(Figure record extracts)
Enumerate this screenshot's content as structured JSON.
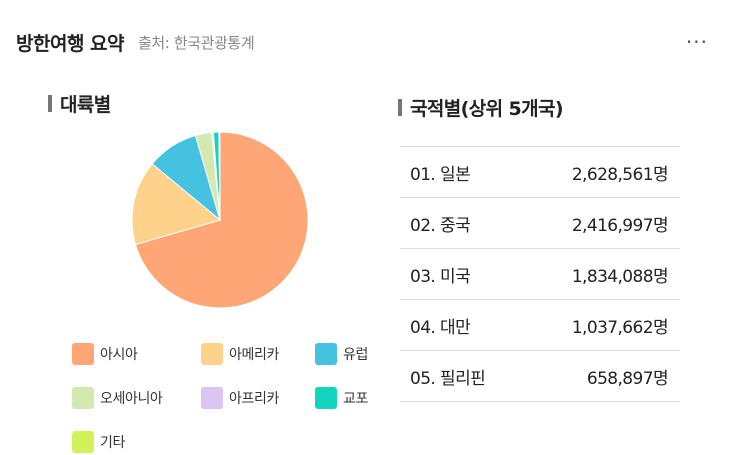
{
  "header": {
    "title": "방한여행 요약",
    "source": "출처: 한국관광통계",
    "more_label": "···"
  },
  "continent": {
    "title": "대륙별"
  },
  "nation": {
    "title": "국적별(상위 5개국)",
    "rows": [
      {
        "name": "01. 일본",
        "value": "2,628,561명"
      },
      {
        "name": "02. 중국",
        "value": "2,416,997명"
      },
      {
        "name": "03. 미국",
        "value": "1,834,088명"
      },
      {
        "name": "04. 대만",
        "value": "1,037,662명"
      },
      {
        "name": "05. 필리핀",
        "value": "658,897명"
      }
    ]
  },
  "chart_data": {
    "type": "pie",
    "title": "대륙별",
    "legend_position": "bottom",
    "categories": [
      "아시아",
      "아메리카",
      "유럽",
      "오세아니아",
      "아프리카",
      "교포",
      "기타"
    ],
    "values": [
      70.5,
      15.5,
      9.5,
      3.0,
      0.3,
      1.0,
      0.2
    ],
    "colors": [
      "#fea675",
      "#fed28a",
      "#44c2e0",
      "#d4e9b0",
      "#d9c4f2",
      "#14d4c0",
      "#d3f25a"
    ]
  }
}
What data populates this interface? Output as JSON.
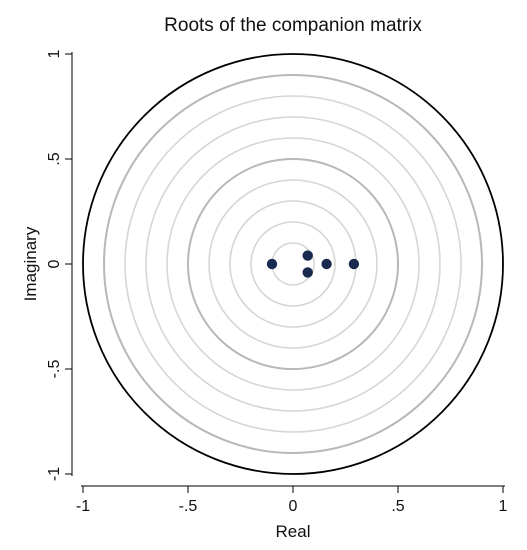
{
  "chart_data": {
    "type": "scatter",
    "title": "Roots of the companion matrix",
    "xlabel": "Real",
    "ylabel": "Imaginary",
    "xlim": [
      -1,
      1
    ],
    "ylim": [
      -1,
      1
    ],
    "x_ticks": [
      -1,
      -0.5,
      0,
      0.5,
      1
    ],
    "x_tick_labels": [
      "-1",
      "-.5",
      "0",
      ".5",
      "1"
    ],
    "y_ticks": [
      -1,
      -0.5,
      0,
      0.5,
      1
    ],
    "y_tick_labels": [
      "-1",
      "-.5",
      "0",
      ".5",
      "1"
    ],
    "unit_circle_radius": 1,
    "reference_circle_radii": [
      0.1,
      0.2,
      0.3,
      0.4,
      0.5,
      0.6,
      0.7,
      0.8,
      0.9
    ],
    "emphasized_circle_radii": [
      0.5,
      0.9
    ],
    "grid": false,
    "legend": "none",
    "colors": {
      "marker": "#1a2a4f",
      "unit_circle": "#000000",
      "reference_circle": "#d6d6d6",
      "emphasized_circle": "#b8b8b8",
      "axis": "#000000"
    },
    "points": [
      {
        "x": -0.1,
        "y": 0.0
      },
      {
        "x": 0.07,
        "y": 0.04
      },
      {
        "x": 0.07,
        "y": -0.04
      },
      {
        "x": 0.16,
        "y": 0.0
      },
      {
        "x": 0.29,
        "y": 0.0
      }
    ]
  }
}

» WHAT TO PRODUCE:
Print each line of the material above exactly, with the pictures removed from your copy.

» OUTPUT BELOW:
Enumerate this screenshot's content as structured JSON.
{
  "header": {
    "title": "방한여행 요약",
    "source": "출처: 한국관광통계",
    "more_label": "···"
  },
  "continent": {
    "title": "대륙별"
  },
  "nation": {
    "title": "국적별(상위 5개국)",
    "rows": [
      {
        "name": "01. 일본",
        "value": "2,628,561명"
      },
      {
        "name": "02. 중국",
        "value": "2,416,997명"
      },
      {
        "name": "03. 미국",
        "value": "1,834,088명"
      },
      {
        "name": "04. 대만",
        "value": "1,037,662명"
      },
      {
        "name": "05. 필리핀",
        "value": "658,897명"
      }
    ]
  },
  "chart_data": {
    "type": "pie",
    "title": "대륙별",
    "legend_position": "bottom",
    "categories": [
      "아시아",
      "아메리카",
      "유럽",
      "오세아니아",
      "아프리카",
      "교포",
      "기타"
    ],
    "values": [
      70.5,
      15.5,
      9.5,
      3.0,
      0.3,
      1.0,
      0.2
    ],
    "colors": [
      "#fea675",
      "#fed28a",
      "#44c2e0",
      "#d4e9b0",
      "#d9c4f2",
      "#14d4c0",
      "#d3f25a"
    ]
  }
}
What data populates this interface? Output as JSON.
{
  "chart_data": {
    "type": "scatter",
    "title": "Roots of the companion matrix",
    "xlabel": "Real",
    "ylabel": "Imaginary",
    "xlim": [
      -1,
      1
    ],
    "ylim": [
      -1,
      1
    ],
    "x_ticks": [
      -1,
      -0.5,
      0,
      0.5,
      1
    ],
    "x_tick_labels": [
      "-1",
      "-.5",
      "0",
      ".5",
      "1"
    ],
    "y_ticks": [
      -1,
      -0.5,
      0,
      0.5,
      1
    ],
    "y_tick_labels": [
      "-1",
      "-.5",
      "0",
      ".5",
      "1"
    ],
    "unit_circle_radius": 1,
    "reference_circle_radii": [
      0.1,
      0.2,
      0.3,
      0.4,
      0.5,
      0.6,
      0.7,
      0.8,
      0.9
    ],
    "emphasized_circle_radii": [
      0.5,
      0.9
    ],
    "grid": false,
    "legend": "none",
    "colors": {
      "marker": "#1a2a4f",
      "unit_circle": "#000000",
      "reference_circle": "#d6d6d6",
      "emphasized_circle": "#b8b8b8",
      "axis": "#000000"
    },
    "points": [
      {
        "x": -0.1,
        "y": 0.0
      },
      {
        "x": 0.07,
        "y": 0.04
      },
      {
        "x": 0.07,
        "y": -0.04
      },
      {
        "x": 0.16,
        "y": 0.0
      },
      {
        "x": 0.29,
        "y": 0.0
      }
    ]
  }
}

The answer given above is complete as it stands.